REQUIREMENT 1:
In the article extractor integration page, list every metadata key that the LangChain example attaches to each Document.
REQUIREMENT 2:
Transcribe the stretch of the article extractor integration page from "Apify MCP Server" through "a separate extraction.".
REQUIREMENT 3:
Answer these questions using the article extractor integration page:
(a) In the Python example, what value is printed for the author when none is present?
(b) In the JavaScript/TypeScript example, which package is ApifyClient imported from?
(c) How is the actor priced, according to the section on the MCP server?

TEXT FOR ANALYSIS:
◇ ◇ ◇ ◇
Apify MCP Server (Claude, AI agents)

Use as a tool in Claude Desktop, Claude Code, or any MCP-compatible AI agent framework. The actor is PPE-priced, making it native to AI agent workflows where each task triggers a separate extraction.

Python integration

from apify_client import ApifyClient
client = ApifyClient("your-apify-api-token")
# Extract articles
run = client.actor("tugelbay/article-extractor").call(
run_input={
"urls": [
{"url": "https://blog.apify.com/what-is-web-scraping/"},
{"url": "https://en.wikipedia.org/wiki/Web_scraping"},
],
"outputFormat": "markdown",
}
)
# Read results
for item in client.dataset(run["defaultDatasetId"]).iterate_items():
print(f"Title: {item['title']}")
print(f"Author: {item.get('author', 'Unknown')}")
print(f"Words: {item['wordCount']}")
print(f"Content preview: {item['content'][:200]}...")
print()

JavaScript/TypeScript integration

import { ApifyClient } from "apify-client";
const client = new ApifyClient({ token: "your-apify-api-token" });
const run = await client.actor("tugelbay/article-extractor").call({
urls: [
{ url: "https://blog.apify.com/what-is-web-scraping/" },
{ url: "https://en.wikipedia.org/wiki/Web_scraping" },
],
outputFormat: "markdown",
});
const { items } = await client.dataset(run.defaultDatasetId).listItems();
for (const item of items) {
console.log(`${item.title} (${item.wordCount} words)`);
console.log(item.content?.substring(0, 200));
}

LangChain (RAG pipeline)

from langchain_community.utilities import ApifyWrapper
from langchain_core.documents import Document
apify = ApifyWrapper(apify_api_token="your-apify-api-token")
docs = apify.call_actor(
actor_id="tugelbay/article-extractor",
run_input={
"urls": [{"url": "https://example.com/article"}],
"outputFormat": "markdown",
},
dataset_mapping_function=lambda item: Document(
page_content=item.get("content", ""),
metadata={
"url": item.get("url"),
"title": item.get("title"),
"author": item.get("author"),
"publishedDate": item.get("publishedDate"),
},
),
)
◇ ◇ ◇ ◇
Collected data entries
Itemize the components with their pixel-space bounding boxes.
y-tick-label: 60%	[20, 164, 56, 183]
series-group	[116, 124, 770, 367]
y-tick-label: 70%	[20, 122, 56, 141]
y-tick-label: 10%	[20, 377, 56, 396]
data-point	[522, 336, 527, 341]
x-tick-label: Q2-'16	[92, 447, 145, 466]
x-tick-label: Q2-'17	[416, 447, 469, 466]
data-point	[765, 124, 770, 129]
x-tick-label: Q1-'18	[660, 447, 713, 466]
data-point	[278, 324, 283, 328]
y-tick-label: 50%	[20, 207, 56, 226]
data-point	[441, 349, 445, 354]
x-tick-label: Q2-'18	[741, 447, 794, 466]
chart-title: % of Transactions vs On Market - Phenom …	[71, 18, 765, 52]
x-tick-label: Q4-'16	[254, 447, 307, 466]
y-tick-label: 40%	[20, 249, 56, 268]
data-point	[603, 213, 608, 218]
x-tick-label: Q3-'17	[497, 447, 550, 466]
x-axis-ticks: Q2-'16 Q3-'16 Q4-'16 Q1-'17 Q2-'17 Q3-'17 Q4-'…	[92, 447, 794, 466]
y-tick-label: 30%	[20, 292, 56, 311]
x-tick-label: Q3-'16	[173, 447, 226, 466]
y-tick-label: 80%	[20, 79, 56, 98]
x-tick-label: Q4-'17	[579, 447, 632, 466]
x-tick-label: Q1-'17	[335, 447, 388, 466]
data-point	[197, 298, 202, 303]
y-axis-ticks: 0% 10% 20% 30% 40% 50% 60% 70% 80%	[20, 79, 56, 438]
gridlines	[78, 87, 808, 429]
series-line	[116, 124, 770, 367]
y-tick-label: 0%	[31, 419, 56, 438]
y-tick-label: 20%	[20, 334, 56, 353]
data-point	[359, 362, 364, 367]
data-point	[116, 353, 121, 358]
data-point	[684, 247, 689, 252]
◇ ◇ ◇ ◇
WRITTEN REPLY 1:
url
title
author
publishedDate

WRITTEN REPLY 2:
Apify MCP Server (Claude, AI agents)

Use as a tool in Claude Desktop, Claude Code, or any MCP-compatible AI agent framework. The actor is PPE-priced, making it native to AI agent workflows where each task triggers a separate extraction.

WRITTEN REPLY 3:
(a) Unknown
(b) apify-client
(c) It is PPE-priced.